* Request
Lines holding the string "background" are the ones to copy from this listing.

* Task material
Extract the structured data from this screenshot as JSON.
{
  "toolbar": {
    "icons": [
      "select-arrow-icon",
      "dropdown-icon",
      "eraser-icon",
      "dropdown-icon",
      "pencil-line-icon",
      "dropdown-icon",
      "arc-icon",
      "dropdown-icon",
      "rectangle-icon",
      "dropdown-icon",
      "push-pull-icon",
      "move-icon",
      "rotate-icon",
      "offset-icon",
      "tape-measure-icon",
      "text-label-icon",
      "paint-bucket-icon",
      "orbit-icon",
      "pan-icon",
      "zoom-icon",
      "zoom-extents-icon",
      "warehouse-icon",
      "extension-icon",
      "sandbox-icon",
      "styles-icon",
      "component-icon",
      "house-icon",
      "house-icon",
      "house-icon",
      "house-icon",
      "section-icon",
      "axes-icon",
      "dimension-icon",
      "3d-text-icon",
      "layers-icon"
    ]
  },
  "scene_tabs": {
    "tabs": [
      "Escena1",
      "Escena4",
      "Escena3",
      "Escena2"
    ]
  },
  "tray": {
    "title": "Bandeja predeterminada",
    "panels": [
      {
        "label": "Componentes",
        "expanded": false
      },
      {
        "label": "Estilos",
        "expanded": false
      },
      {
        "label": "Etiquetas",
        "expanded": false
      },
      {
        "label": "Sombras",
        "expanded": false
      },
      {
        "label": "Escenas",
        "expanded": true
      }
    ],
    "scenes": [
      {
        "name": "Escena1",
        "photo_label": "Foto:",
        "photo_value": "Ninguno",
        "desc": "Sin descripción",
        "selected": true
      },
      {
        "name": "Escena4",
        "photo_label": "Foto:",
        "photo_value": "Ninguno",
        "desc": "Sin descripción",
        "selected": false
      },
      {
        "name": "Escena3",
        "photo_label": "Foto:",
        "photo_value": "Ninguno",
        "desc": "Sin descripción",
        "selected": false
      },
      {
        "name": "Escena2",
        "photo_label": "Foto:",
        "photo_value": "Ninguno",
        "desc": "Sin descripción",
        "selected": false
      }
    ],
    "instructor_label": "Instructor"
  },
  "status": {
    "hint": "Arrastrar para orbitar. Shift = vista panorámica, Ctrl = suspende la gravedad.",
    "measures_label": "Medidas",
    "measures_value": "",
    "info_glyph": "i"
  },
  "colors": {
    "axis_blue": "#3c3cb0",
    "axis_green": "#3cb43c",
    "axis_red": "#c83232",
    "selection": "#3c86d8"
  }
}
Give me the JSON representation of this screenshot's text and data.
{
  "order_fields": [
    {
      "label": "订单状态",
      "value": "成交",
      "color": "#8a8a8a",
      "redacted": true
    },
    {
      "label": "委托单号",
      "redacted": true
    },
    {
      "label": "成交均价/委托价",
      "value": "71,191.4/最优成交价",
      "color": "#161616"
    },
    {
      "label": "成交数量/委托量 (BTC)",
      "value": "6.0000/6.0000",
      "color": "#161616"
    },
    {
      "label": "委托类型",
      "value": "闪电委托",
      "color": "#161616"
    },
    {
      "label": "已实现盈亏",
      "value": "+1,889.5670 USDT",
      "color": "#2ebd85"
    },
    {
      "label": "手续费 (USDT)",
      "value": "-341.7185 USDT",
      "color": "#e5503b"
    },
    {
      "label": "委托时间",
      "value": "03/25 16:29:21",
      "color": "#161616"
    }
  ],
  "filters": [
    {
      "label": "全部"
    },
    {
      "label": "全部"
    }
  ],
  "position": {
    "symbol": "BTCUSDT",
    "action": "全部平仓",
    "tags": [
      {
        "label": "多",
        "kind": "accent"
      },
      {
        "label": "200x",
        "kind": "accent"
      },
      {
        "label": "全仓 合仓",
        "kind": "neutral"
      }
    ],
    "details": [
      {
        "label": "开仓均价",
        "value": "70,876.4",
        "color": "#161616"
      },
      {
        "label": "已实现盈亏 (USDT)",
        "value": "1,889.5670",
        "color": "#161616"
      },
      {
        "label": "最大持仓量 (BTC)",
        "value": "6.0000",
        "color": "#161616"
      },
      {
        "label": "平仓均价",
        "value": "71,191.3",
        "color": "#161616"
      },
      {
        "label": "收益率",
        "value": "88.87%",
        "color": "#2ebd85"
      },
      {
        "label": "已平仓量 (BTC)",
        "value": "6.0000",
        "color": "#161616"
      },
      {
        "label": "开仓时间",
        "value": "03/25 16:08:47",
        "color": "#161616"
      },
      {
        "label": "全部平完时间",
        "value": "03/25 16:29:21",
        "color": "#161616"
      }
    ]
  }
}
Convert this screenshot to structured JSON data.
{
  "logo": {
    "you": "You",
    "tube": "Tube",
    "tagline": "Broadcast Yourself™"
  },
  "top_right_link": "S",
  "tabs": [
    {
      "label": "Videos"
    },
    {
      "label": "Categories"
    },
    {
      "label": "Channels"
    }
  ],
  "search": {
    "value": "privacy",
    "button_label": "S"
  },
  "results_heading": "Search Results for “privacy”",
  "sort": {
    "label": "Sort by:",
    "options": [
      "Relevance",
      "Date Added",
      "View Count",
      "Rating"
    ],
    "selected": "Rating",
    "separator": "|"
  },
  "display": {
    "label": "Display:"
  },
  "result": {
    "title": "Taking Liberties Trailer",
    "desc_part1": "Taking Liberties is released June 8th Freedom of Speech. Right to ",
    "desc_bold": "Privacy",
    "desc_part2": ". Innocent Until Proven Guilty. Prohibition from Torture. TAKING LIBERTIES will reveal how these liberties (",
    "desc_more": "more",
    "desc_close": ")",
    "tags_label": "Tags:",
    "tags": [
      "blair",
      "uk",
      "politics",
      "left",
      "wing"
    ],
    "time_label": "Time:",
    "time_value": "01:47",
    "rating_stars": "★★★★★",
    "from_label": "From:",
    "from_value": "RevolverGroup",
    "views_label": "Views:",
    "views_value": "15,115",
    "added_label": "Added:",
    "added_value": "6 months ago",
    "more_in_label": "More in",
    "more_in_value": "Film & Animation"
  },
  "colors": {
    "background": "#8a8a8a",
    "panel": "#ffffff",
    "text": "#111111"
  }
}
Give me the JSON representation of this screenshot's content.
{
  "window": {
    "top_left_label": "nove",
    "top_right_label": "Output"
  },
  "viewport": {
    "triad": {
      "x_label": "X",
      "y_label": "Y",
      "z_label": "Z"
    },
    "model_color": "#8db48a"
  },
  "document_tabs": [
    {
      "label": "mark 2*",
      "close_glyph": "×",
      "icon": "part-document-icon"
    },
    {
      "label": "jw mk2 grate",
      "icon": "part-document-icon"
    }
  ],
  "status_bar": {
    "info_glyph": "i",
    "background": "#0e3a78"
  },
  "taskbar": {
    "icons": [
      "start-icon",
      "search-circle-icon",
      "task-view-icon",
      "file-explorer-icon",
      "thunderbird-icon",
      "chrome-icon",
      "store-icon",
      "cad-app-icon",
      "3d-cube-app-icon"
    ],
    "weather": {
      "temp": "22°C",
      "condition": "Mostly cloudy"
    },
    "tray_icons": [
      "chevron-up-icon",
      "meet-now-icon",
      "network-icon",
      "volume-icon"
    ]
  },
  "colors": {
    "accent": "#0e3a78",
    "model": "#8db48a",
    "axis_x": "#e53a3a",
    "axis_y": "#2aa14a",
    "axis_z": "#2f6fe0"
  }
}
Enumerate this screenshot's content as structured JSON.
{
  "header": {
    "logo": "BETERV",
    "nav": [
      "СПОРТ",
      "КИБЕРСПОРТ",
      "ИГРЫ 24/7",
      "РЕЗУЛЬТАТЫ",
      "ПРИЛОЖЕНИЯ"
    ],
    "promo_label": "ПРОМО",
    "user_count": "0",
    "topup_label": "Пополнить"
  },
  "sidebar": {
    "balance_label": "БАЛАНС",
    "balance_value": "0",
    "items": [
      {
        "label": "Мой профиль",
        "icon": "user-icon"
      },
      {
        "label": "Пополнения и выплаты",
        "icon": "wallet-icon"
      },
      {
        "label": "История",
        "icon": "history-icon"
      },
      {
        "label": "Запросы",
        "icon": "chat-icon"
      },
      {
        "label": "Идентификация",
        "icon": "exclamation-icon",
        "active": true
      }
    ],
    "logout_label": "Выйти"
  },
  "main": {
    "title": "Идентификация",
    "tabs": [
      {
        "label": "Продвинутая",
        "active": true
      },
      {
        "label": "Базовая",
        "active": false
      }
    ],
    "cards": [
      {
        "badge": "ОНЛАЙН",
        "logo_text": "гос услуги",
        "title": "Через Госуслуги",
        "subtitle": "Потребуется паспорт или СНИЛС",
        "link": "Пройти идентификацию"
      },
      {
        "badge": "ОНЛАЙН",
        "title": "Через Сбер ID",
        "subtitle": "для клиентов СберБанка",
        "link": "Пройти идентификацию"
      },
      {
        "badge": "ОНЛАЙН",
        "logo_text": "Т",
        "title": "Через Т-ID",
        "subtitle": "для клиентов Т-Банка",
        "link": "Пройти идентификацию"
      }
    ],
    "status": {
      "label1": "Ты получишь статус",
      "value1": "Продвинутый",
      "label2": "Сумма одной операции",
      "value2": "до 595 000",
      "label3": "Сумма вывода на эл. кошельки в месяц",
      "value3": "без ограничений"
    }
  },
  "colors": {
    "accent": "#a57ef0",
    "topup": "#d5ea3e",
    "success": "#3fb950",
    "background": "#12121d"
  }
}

* Answer
    "background": "#8a8a8a",
    "background": "#0e3a78"
    "background": "#12121d"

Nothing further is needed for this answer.